EXERCISE PROMPT: Look through the material below, count the lines containing the word "третий", and state only the count.

ITEMS:

- - - - - - -

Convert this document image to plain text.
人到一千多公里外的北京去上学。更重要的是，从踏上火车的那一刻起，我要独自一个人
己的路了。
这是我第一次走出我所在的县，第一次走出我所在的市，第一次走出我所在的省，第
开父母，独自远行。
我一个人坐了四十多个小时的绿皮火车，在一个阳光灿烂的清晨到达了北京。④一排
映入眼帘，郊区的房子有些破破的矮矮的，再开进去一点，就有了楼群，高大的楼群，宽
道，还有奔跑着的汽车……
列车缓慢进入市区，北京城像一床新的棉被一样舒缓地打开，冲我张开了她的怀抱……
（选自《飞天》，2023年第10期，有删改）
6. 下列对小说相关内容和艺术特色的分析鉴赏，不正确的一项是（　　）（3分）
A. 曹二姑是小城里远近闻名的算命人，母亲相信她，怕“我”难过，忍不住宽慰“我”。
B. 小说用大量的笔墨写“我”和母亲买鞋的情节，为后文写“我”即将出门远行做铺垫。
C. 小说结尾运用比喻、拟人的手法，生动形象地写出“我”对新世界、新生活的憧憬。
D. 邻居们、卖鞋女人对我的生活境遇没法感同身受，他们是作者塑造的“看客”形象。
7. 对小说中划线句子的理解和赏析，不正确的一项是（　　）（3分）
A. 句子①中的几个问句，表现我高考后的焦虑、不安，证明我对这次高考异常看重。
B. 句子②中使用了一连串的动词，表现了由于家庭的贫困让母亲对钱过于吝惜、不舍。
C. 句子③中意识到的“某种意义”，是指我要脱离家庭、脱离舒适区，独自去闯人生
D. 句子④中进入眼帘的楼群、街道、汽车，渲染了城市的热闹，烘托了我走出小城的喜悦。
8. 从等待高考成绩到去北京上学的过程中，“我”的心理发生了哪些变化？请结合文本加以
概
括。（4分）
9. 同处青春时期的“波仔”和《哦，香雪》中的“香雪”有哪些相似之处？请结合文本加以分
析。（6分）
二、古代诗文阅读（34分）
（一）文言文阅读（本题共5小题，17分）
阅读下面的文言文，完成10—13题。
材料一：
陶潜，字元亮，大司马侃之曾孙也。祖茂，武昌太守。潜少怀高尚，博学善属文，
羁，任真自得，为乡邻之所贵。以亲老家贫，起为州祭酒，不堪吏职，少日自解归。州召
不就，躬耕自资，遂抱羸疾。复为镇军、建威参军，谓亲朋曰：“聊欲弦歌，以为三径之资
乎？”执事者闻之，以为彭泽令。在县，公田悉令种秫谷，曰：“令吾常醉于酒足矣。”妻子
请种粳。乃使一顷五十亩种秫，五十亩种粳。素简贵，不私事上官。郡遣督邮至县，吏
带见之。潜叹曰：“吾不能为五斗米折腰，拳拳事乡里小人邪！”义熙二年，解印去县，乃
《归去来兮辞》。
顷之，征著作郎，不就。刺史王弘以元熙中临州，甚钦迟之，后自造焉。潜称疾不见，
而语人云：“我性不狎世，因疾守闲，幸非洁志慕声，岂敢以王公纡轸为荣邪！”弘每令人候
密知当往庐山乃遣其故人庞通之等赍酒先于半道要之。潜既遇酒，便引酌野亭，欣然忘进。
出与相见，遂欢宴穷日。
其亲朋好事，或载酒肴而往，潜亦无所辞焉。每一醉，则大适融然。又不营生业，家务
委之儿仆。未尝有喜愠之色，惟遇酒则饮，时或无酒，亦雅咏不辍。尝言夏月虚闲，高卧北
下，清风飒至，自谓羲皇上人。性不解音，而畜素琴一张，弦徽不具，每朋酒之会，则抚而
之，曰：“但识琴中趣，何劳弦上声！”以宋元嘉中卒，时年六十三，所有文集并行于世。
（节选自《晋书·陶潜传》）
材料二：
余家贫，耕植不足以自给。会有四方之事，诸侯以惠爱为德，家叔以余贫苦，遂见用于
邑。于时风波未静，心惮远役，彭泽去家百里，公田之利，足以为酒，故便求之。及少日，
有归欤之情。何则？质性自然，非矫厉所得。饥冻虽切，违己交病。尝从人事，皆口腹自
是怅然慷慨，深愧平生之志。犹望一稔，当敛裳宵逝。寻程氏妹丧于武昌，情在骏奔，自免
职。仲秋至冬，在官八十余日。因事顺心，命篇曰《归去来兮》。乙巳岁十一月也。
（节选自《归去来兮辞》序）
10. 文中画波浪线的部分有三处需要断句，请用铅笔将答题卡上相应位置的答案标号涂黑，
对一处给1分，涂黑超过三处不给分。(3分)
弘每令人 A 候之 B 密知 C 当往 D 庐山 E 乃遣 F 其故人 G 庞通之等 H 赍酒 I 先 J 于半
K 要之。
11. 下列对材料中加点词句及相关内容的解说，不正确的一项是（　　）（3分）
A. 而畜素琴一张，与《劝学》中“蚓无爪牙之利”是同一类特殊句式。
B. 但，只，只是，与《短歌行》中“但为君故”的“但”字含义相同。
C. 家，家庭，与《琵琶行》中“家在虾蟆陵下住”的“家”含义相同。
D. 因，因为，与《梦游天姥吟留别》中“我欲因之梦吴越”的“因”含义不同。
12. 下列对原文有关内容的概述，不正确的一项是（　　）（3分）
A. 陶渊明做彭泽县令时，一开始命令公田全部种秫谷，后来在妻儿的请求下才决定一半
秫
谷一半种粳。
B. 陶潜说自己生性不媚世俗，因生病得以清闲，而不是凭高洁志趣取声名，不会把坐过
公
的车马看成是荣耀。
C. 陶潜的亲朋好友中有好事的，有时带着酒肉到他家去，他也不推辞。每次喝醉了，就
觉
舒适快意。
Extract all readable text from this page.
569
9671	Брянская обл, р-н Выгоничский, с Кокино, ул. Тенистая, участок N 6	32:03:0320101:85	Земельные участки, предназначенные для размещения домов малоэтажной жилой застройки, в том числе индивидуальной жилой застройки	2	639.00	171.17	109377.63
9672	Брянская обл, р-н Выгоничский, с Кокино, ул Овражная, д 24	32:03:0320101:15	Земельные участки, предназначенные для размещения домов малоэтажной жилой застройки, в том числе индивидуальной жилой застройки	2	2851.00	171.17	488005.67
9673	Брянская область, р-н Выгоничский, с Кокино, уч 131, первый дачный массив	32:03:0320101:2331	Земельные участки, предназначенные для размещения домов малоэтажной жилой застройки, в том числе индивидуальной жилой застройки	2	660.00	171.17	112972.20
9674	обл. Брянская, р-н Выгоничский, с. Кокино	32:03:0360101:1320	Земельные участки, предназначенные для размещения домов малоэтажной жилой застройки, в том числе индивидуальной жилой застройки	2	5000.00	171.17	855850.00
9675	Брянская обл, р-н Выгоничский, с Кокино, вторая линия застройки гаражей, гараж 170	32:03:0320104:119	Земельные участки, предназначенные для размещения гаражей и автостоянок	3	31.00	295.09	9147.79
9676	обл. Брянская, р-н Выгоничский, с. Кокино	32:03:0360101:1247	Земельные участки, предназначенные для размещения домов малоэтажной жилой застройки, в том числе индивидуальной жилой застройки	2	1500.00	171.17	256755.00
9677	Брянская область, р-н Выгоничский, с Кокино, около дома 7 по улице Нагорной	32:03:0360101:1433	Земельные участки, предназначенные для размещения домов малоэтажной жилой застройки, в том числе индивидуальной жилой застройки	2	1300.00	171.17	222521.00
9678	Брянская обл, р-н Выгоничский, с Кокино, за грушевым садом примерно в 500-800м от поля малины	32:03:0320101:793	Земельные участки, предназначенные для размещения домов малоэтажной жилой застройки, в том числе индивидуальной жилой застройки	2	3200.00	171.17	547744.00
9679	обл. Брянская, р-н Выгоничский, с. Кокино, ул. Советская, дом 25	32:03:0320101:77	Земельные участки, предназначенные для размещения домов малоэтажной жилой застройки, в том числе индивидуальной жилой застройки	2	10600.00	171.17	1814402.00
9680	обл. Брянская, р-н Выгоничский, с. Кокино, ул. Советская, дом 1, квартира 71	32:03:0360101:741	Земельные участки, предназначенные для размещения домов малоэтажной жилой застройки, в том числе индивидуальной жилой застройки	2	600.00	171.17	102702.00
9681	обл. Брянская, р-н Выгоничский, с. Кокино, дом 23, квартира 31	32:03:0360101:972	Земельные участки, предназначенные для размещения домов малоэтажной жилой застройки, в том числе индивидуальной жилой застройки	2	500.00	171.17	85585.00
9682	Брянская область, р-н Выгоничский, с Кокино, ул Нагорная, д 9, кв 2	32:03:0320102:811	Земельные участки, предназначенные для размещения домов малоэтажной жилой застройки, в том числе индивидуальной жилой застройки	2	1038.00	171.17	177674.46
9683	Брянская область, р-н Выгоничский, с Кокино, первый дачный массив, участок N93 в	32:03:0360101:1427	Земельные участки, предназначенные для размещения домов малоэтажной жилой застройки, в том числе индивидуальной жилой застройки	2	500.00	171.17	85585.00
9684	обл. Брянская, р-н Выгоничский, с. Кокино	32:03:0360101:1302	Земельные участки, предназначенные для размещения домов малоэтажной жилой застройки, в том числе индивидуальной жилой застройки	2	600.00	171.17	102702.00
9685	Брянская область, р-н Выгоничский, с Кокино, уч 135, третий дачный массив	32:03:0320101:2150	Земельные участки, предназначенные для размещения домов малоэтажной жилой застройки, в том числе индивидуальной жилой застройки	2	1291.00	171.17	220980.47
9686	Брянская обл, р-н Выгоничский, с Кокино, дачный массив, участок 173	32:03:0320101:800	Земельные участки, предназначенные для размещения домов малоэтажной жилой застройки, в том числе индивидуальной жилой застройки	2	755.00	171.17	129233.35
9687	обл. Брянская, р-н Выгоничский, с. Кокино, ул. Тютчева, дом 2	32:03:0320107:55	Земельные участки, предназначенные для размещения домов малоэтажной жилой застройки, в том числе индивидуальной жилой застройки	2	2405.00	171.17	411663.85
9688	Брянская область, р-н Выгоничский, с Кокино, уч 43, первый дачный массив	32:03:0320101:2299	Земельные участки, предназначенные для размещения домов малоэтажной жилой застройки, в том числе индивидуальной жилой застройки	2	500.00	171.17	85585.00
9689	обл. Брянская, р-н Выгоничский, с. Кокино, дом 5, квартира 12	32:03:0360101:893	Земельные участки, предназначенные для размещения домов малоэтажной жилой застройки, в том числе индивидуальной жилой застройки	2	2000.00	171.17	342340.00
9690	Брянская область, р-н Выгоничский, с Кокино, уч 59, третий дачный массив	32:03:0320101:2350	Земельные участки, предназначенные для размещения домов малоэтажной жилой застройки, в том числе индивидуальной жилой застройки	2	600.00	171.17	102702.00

- - - - - - -

TASK RESULT: 2